**Stated exercise**
Could you copy every line from the material below in which "functions" appears?

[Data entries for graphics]
◆ ◆ ◆ ◆
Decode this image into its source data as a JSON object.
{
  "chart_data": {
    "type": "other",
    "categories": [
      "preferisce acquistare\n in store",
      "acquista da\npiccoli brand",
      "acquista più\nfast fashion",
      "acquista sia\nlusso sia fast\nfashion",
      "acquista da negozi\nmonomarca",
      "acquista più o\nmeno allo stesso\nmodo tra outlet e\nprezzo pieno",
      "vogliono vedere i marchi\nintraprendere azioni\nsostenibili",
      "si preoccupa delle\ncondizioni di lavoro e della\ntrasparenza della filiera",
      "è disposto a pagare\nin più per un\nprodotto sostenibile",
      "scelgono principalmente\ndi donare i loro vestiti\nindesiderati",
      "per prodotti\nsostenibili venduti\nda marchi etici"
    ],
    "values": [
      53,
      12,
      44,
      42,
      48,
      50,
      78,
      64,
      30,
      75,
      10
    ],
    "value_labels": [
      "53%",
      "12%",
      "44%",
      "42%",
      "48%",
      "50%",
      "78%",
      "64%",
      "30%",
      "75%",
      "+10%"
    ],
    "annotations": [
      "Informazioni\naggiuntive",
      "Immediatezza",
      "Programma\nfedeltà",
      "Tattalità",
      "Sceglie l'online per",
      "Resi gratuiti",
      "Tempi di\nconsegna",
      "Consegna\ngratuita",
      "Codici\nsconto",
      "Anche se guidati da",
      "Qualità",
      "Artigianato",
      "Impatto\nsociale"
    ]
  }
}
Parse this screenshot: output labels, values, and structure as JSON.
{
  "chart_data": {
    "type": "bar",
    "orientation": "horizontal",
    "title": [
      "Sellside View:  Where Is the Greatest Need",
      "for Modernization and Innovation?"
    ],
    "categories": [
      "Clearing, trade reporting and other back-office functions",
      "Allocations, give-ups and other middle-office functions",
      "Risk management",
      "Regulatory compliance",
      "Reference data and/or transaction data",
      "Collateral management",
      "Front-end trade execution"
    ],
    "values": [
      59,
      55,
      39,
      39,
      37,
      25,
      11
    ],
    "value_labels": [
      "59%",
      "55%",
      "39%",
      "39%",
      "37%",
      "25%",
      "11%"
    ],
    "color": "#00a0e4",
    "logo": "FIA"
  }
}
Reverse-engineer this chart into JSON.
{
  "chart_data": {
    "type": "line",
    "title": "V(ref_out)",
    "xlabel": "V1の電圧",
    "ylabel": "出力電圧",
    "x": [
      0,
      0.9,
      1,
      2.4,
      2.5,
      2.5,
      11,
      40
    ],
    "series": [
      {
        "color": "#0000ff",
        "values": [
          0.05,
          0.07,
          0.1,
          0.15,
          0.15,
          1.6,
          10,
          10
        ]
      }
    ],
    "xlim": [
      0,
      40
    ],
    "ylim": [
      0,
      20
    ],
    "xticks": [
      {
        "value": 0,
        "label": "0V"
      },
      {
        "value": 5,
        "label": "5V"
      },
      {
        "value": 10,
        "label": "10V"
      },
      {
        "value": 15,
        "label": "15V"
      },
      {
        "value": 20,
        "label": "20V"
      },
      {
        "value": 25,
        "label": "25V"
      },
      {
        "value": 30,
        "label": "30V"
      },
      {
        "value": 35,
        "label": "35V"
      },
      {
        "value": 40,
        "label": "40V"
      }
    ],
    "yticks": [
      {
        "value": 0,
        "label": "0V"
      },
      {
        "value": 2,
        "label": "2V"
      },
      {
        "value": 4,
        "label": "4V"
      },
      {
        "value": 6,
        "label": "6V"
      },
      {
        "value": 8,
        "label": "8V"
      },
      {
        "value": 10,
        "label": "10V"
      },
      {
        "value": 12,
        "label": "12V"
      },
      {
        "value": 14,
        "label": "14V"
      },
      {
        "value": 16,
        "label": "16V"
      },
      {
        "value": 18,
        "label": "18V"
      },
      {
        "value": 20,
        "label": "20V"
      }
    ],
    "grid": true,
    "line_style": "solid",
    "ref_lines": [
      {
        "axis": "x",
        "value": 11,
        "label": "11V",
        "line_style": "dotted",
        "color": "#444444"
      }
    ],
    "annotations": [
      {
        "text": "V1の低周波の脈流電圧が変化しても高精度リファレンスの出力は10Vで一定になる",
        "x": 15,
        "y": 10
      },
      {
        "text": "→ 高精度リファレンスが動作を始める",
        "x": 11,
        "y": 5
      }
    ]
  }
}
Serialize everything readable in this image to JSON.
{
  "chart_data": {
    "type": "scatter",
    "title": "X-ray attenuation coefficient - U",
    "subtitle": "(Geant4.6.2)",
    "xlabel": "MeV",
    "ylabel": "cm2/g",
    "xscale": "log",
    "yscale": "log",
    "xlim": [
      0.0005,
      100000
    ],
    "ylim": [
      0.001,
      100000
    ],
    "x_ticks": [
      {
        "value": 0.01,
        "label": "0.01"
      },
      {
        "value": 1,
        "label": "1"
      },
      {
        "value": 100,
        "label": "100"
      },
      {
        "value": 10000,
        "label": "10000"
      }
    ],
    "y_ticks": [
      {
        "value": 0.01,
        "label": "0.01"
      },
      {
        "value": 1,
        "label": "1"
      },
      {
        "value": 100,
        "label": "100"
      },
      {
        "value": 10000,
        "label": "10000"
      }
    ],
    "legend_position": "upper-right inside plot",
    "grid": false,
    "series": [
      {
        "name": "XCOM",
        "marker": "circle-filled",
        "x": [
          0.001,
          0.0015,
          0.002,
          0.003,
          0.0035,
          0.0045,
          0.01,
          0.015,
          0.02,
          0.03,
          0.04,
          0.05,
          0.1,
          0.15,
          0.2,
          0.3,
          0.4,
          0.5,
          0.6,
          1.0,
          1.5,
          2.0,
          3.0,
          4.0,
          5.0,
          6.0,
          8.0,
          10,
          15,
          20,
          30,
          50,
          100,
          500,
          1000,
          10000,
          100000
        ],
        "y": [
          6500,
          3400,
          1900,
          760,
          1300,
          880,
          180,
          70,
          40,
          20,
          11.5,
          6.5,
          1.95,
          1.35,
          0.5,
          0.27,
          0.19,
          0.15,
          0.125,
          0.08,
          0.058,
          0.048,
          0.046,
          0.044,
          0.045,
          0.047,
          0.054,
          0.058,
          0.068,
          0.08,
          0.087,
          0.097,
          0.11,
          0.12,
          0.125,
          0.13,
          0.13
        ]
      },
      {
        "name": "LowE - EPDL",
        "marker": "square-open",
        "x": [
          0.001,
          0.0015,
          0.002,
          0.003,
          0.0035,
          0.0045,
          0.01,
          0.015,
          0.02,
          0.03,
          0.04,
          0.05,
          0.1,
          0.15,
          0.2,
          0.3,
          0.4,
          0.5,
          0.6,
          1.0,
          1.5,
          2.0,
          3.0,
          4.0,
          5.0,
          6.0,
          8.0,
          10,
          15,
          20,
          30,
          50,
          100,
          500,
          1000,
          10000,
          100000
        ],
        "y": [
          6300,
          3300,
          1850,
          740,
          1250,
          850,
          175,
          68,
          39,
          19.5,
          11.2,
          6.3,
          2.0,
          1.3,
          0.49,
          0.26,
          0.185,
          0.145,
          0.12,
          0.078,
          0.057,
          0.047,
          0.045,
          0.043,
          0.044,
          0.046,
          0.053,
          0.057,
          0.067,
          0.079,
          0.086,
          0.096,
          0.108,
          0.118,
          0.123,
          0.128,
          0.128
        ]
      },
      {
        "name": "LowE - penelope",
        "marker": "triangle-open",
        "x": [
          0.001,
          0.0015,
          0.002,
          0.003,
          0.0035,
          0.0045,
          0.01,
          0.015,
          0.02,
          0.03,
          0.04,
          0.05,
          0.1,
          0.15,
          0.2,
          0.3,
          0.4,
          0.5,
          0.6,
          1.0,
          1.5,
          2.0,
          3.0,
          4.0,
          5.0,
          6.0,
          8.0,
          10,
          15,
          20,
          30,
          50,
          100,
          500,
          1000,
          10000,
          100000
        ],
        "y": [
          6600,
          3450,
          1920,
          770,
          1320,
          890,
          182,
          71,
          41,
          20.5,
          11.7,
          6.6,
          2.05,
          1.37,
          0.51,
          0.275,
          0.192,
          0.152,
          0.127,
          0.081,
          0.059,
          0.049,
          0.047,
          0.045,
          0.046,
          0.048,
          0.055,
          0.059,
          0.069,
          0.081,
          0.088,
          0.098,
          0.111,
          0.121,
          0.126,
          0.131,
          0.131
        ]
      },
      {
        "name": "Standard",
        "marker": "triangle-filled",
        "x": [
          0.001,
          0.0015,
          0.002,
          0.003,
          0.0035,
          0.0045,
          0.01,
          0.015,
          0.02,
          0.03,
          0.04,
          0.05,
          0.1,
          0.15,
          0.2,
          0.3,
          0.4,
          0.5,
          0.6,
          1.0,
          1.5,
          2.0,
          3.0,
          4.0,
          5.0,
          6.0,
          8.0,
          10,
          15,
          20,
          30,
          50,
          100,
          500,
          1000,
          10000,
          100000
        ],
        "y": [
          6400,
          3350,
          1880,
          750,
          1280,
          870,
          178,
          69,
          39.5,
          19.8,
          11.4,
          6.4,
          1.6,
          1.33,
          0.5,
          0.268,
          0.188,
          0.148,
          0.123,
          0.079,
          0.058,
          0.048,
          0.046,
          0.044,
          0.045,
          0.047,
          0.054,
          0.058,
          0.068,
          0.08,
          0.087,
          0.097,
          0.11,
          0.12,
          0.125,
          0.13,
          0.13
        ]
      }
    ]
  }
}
◆ ◆ ◆ ◆
**Result for this exercise**
      "Clearing, trade reporting and other back-office functions",
      "Allocations, give-ups and other middle-office functions",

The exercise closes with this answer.